Write out the data below in full, unchanged, minus the images.

++++ EXERCISE MATERIALS

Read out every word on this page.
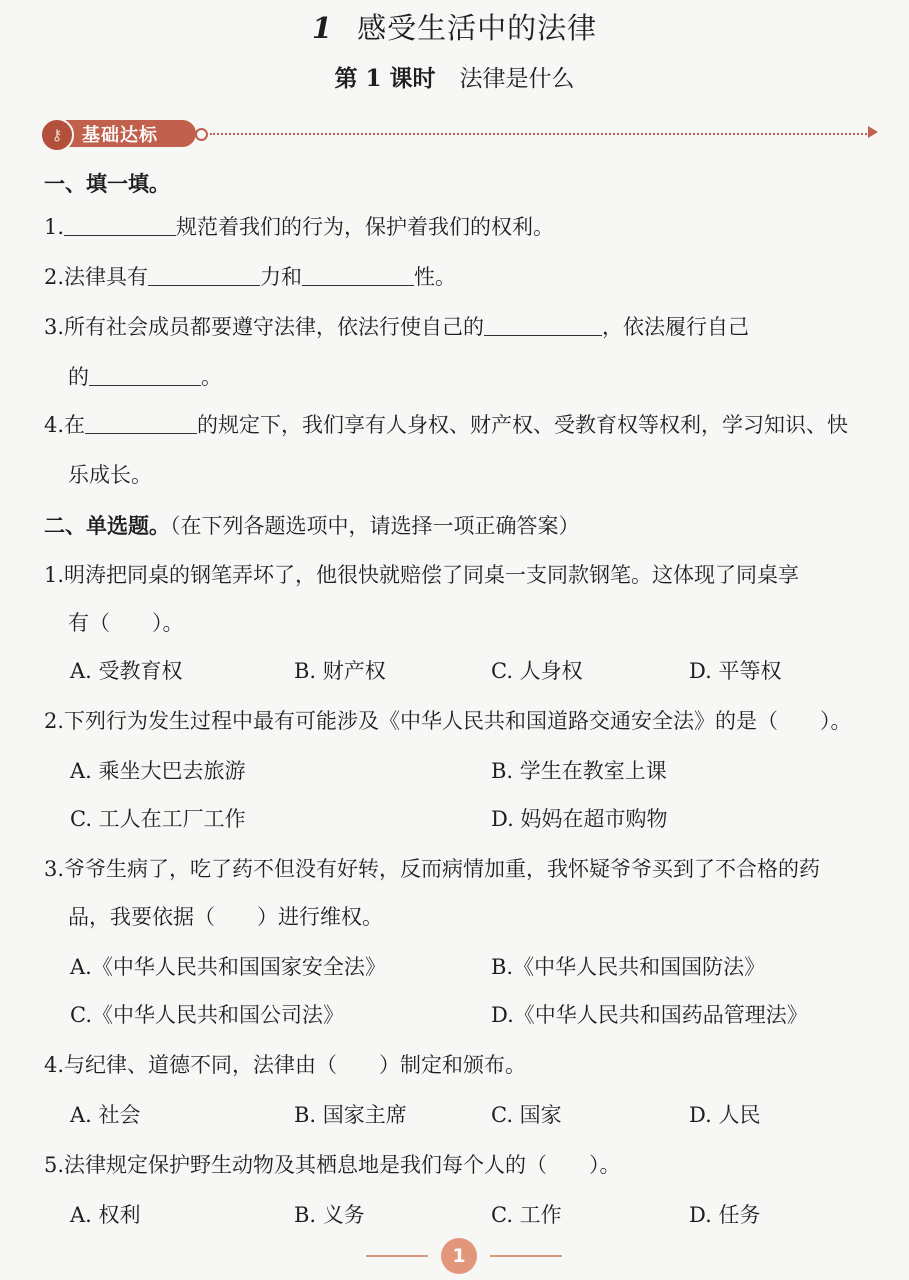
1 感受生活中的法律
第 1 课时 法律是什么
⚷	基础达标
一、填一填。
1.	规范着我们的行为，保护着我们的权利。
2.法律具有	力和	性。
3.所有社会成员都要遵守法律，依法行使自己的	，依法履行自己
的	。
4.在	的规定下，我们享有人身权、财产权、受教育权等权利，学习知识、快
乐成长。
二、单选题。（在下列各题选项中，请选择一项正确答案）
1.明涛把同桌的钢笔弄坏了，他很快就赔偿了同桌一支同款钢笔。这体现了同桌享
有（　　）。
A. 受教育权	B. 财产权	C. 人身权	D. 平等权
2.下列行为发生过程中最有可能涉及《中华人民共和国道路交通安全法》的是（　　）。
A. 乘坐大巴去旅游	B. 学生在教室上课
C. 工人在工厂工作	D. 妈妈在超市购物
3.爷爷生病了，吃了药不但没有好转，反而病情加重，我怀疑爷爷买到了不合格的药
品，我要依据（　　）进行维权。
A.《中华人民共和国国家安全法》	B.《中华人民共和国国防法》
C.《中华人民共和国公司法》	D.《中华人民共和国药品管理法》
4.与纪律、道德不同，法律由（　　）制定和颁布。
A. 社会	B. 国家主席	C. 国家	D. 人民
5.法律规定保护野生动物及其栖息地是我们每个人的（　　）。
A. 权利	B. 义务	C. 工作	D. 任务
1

++++++++

» RIGHT ANSWER
Read out every word on this page.
1 感受生活中的法律
第 1 课时 法律是什么
⚷	基础达标
一、填一填。
1.	规范着我们的行为，保护着我们的权利。
2.法律具有	力和	性。
3.所有社会成员都要遵守法律，依法行使自己的	，依法履行自己
的	。
4.在	的规定下，我们享有人身权、财产权、受教育权等权利，学习知识、快
乐成长。
二、单选题。（在下列各题选项中，请选择一项正确答案）
1.明涛把同桌的钢笔弄坏了，他很快就赔偿了同桌一支同款钢笔。这体现了同桌享
有（　　）。
A. 受教育权	B. 财产权	C. 人身权	D. 平等权
2.下列行为发生过程中最有可能涉及《中华人民共和国道路交通安全法》的是（　　）。
A. 乘坐大巴去旅游	B. 学生在教室上课
C. 工人在工厂工作	D. 妈妈在超市购物
3.爷爷生病了，吃了药不但没有好转，反而病情加重，我怀疑爷爷买到了不合格的药
品，我要依据（　　）进行维权。
A.《中华人民共和国国家安全法》	B.《中华人民共和国国防法》
C.《中华人民共和国公司法》	D.《中华人民共和国药品管理法》
4.与纪律、道德不同，法律由（　　）制定和颁布。
A. 社会	B. 国家主席	C. 国家	D. 人民
5.法律规定保护野生动物及其栖息地是我们每个人的（　　）。
A. 权利	B. 义务	C. 工作	D. 任务
1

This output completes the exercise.